Source records:
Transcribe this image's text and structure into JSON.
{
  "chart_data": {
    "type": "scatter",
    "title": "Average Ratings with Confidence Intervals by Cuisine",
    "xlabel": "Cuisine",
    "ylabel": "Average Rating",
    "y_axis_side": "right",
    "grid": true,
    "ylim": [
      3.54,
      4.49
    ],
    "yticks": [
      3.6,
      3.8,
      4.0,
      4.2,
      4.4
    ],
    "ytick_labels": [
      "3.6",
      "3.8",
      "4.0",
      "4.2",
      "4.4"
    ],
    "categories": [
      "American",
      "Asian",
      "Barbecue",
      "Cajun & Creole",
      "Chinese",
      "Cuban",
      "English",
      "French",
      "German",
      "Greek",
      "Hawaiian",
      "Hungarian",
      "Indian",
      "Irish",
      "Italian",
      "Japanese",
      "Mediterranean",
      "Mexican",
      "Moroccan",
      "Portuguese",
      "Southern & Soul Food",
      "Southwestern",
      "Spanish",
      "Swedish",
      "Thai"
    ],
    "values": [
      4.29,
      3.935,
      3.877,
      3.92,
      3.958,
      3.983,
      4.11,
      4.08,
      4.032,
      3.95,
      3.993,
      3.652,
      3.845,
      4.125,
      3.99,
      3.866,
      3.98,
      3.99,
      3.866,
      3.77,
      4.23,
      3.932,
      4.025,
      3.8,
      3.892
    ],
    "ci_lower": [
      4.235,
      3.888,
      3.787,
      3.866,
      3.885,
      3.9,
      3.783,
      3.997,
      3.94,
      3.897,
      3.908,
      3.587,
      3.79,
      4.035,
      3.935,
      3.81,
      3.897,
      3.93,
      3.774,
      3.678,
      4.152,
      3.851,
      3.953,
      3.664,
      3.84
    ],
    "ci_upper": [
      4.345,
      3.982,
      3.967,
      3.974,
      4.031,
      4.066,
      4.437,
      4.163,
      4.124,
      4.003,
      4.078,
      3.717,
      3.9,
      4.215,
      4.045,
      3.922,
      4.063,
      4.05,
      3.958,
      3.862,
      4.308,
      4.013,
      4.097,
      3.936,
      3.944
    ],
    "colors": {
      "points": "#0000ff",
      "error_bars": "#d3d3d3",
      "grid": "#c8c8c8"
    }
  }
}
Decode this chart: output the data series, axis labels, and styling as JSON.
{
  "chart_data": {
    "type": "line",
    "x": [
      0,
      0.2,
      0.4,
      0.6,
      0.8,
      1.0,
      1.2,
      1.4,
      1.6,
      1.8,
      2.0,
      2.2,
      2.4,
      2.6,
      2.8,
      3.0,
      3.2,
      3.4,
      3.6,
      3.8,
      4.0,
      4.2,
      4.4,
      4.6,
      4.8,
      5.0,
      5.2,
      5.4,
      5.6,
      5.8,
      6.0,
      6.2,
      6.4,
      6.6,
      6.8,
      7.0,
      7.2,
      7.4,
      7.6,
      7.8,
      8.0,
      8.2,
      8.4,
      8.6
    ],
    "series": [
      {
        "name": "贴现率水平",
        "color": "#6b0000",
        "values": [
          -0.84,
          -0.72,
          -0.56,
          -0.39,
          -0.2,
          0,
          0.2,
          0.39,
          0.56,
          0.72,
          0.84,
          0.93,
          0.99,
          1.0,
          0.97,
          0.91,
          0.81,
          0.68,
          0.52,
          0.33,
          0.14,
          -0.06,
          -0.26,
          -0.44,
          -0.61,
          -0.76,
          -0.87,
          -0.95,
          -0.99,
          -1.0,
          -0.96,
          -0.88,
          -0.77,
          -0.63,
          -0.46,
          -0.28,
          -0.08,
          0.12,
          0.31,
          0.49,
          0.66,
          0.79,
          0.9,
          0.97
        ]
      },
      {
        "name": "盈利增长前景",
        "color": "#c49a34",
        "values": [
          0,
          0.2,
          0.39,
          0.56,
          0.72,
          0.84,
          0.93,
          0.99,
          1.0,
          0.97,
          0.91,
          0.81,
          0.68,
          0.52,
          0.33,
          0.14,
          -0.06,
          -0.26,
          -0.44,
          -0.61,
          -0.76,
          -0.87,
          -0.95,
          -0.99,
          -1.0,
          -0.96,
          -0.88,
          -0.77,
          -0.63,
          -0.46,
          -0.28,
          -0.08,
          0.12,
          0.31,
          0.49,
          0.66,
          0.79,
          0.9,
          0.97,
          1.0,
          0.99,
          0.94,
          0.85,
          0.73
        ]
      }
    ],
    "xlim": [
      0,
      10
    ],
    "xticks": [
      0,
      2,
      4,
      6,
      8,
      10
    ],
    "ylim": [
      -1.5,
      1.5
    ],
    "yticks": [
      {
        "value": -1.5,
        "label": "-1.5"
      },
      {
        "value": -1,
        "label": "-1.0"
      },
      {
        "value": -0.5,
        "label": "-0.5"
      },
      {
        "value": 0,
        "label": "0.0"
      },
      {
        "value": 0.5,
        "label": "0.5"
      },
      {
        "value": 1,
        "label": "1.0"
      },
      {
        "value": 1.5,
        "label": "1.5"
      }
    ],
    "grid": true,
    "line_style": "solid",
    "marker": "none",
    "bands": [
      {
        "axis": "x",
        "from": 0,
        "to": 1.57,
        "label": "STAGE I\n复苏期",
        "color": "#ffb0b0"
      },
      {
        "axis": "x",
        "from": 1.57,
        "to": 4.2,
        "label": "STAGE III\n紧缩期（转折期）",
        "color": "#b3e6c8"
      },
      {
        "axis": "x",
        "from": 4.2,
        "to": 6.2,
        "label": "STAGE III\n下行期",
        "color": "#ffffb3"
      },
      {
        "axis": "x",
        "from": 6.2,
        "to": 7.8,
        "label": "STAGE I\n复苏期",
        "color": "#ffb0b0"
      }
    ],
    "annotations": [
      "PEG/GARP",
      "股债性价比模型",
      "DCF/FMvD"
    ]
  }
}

● **AIM**:
Of the lines in the data above, how many contain the word "STAGE"? Give only that figure.

● **EXPECTED ANSWER**:
4